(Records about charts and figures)
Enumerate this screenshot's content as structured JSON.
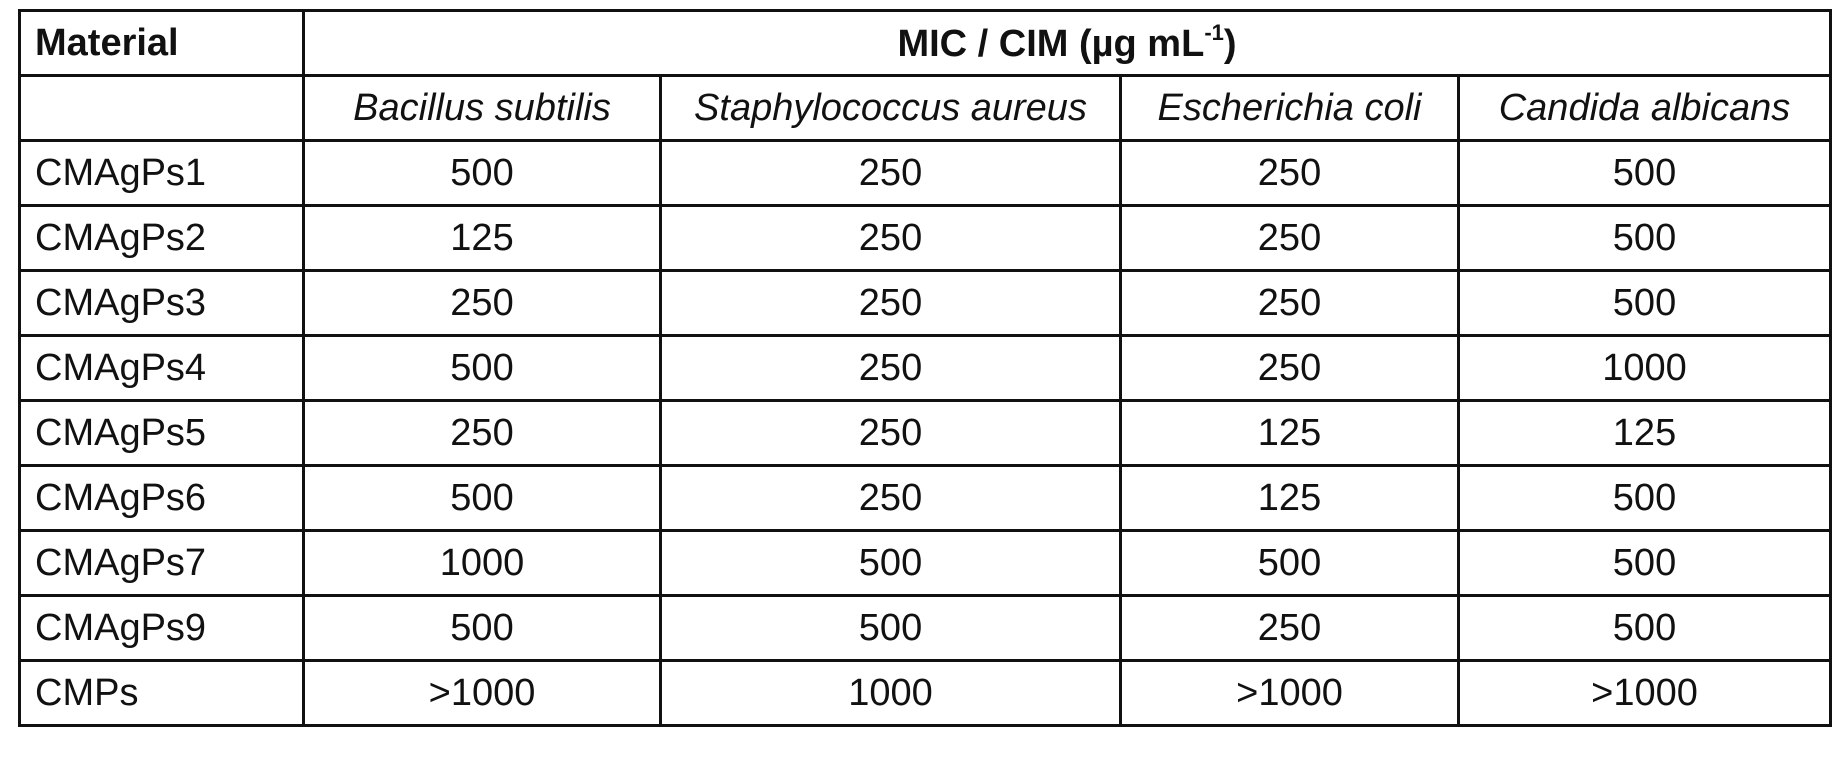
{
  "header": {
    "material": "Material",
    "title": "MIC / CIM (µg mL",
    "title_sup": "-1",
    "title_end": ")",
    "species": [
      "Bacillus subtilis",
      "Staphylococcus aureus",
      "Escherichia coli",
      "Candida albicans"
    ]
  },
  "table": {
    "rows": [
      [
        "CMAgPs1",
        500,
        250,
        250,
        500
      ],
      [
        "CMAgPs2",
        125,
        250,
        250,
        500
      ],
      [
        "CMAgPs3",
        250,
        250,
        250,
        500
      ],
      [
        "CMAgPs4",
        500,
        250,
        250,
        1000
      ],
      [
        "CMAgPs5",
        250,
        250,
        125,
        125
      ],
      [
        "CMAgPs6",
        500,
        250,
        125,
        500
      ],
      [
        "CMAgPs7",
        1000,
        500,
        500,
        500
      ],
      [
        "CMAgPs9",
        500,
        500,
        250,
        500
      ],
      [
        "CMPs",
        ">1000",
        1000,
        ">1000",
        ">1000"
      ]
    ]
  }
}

• _Your objective_: Take the records above and transcribe them exactly, dropping every picture.

• _Written reply_:
Enumerate this screenshot's content as structured JSON.
{
  "header": {
    "material": "Material",
    "title": "MIC / CIM (µg mL",
    "title_sup": "-1",
    "title_end": ")",
    "species": [
      "Bacillus subtilis",
      "Staphylococcus aureus",
      "Escherichia coli",
      "Candida albicans"
    ]
  },
  "table": {
    "rows": [
      [
        "CMAgPs1",
        500,
        250,
        250,
        500
      ],
      [
        "CMAgPs2",
        125,
        250,
        250,
        500
      ],
      [
        "CMAgPs3",
        250,
        250,
        250,
        500
      ],
      [
        "CMAgPs4",
        500,
        250,
        250,
        1000
      ],
      [
        "CMAgPs5",
        250,
        250,
        125,
        125
      ],
      [
        "CMAgPs6",
        500,
        250,
        125,
        500
      ],
      [
        "CMAgPs7",
        1000,
        500,
        500,
        500
      ],
      [
        "CMAgPs9",
        500,
        500,
        250,
        500
      ],
      [
        "CMPs",
        ">1000",
        1000,
        ">1000",
        ">1000"
      ]
    ]
  }
}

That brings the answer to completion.